-- Work to complete --
Search the entries for the word "транспортной" and pull out each line that has it.

-- Data provided --
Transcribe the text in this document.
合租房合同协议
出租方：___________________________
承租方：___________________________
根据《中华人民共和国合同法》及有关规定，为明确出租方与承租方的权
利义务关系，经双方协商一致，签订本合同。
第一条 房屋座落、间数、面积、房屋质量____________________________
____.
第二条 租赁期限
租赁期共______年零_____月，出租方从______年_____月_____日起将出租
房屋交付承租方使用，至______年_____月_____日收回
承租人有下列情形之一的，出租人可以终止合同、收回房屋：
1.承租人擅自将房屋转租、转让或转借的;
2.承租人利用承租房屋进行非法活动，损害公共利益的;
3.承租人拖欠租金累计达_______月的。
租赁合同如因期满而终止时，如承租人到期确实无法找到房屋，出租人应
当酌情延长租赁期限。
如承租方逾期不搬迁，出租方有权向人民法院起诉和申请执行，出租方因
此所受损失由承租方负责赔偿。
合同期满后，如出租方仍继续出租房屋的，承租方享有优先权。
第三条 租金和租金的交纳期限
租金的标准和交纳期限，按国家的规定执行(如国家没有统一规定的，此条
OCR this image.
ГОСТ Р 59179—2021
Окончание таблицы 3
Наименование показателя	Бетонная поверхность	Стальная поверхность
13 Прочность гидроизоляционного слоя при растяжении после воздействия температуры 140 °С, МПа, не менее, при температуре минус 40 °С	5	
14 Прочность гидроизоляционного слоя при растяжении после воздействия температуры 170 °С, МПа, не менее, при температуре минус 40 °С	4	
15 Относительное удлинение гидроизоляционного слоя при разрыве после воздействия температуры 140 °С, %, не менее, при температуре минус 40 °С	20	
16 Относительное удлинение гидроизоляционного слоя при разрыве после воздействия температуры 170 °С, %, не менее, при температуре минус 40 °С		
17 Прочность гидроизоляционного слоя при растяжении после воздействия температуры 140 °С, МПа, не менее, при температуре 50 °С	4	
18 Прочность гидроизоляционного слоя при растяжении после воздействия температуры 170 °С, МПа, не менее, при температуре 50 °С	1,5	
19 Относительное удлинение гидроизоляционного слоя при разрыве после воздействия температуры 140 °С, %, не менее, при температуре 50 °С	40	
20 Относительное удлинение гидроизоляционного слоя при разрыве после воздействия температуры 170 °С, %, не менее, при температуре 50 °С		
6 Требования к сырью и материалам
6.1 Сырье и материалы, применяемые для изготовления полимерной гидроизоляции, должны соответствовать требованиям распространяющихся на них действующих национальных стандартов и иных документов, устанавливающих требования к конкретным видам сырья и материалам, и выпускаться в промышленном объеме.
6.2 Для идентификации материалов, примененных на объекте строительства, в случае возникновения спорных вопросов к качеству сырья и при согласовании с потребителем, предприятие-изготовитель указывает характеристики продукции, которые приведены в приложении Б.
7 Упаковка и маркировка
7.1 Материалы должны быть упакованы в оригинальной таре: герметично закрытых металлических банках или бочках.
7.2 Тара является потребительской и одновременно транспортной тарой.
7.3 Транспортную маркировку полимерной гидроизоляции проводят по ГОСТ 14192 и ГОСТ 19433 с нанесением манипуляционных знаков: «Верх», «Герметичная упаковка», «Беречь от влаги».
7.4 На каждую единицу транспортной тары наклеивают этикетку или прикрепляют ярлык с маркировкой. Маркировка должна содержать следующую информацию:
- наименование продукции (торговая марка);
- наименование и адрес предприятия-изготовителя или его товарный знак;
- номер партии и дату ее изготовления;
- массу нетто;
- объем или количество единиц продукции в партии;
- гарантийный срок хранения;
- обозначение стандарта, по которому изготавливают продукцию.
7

-- Answer for this exercise --
7.2 Тара является потребительской и одновременно транспортной тарой.
7.4 На каждую единицу транспортной тары наклеивают этикетку или прикрепляют ярлык с маркировкой. Маркировка должна содержать следующую информацию:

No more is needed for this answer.